## begin Task inputs

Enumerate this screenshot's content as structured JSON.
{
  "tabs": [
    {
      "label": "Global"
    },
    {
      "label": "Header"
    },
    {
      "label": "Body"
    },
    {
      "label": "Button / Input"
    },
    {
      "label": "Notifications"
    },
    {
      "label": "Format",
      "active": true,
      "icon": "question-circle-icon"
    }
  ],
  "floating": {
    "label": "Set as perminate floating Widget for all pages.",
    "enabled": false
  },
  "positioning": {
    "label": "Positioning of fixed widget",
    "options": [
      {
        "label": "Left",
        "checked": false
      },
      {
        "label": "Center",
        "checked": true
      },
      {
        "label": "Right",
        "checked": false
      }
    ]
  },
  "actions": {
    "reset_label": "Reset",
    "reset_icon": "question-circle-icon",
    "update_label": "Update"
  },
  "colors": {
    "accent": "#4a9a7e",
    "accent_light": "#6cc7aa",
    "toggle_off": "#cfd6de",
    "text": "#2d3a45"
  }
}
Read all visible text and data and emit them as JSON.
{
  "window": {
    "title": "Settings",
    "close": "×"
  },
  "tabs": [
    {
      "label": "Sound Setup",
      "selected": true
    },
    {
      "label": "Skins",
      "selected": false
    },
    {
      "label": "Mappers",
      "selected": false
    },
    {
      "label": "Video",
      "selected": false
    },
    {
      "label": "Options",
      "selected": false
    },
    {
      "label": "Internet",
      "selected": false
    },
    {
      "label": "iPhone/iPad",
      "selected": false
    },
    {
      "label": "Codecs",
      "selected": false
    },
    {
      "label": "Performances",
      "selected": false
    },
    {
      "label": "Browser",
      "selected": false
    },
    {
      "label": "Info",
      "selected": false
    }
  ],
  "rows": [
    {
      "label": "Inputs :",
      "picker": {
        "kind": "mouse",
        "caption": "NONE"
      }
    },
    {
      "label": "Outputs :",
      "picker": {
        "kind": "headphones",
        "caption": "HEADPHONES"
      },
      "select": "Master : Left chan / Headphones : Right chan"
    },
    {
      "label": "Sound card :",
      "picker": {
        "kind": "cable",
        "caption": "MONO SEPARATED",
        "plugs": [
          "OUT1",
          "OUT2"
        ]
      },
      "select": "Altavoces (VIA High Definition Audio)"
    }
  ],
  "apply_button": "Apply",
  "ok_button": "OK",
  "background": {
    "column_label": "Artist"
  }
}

## end Task inputs

* **Instructions to follow**
Select the lines from the entries that include the word "caption".

* **Solution below**
        "caption": "NONE"
        "caption": "HEADPHONES"
        "caption": "MONO SEPARATED",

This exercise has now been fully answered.